## [Problem to solve]
Extract all lines from the data beneath that include the word "name".

___ Provided information

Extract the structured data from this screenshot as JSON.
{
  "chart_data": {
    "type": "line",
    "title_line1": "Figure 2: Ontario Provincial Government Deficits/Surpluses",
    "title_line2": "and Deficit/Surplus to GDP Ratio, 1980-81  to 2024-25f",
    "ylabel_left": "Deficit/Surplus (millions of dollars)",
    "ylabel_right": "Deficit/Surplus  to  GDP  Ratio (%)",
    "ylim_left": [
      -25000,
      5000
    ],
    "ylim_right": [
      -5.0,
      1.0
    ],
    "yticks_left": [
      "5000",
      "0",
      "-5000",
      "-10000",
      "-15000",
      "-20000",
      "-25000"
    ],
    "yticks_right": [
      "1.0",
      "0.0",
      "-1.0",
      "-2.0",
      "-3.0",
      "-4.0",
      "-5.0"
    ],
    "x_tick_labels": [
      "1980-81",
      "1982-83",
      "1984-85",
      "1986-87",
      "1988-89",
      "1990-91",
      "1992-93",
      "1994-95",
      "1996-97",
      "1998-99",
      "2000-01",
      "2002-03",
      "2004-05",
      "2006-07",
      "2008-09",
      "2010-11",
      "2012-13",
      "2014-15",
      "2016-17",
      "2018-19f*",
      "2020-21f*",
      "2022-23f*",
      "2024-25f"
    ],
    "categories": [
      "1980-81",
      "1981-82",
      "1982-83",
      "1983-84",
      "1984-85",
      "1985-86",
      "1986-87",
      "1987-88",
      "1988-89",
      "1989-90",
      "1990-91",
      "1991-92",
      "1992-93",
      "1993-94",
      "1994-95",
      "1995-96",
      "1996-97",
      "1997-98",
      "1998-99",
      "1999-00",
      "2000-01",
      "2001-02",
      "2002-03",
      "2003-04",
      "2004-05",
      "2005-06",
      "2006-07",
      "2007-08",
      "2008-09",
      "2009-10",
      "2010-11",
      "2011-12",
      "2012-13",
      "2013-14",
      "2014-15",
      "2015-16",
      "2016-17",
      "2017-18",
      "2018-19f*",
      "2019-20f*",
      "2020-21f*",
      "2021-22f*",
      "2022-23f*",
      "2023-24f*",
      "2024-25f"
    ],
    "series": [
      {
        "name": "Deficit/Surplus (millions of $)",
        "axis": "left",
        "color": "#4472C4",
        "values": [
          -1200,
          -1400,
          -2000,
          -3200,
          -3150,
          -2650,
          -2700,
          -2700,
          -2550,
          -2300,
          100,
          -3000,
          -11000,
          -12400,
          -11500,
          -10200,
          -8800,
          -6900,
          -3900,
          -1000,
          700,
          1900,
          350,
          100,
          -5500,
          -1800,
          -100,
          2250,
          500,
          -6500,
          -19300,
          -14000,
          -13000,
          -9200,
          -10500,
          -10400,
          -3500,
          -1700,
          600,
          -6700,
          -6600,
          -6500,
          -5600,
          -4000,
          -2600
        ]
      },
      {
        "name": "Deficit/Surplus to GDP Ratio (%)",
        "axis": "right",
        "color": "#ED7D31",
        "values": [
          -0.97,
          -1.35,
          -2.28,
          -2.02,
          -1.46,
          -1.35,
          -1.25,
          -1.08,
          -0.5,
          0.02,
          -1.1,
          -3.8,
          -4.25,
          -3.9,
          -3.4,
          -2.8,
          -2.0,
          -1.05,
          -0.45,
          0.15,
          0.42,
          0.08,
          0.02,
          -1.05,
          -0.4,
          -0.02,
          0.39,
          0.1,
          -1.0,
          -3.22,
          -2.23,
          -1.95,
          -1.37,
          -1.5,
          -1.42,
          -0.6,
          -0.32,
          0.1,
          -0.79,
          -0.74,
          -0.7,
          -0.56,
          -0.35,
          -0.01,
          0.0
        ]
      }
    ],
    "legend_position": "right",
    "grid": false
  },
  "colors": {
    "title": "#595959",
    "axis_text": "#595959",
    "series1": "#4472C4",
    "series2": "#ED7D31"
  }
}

______

## [Response to the task]
        "name": "Deficit/Surplus (millions of $)",
        "name": "Deficit/Surplus to GDP Ratio (%)",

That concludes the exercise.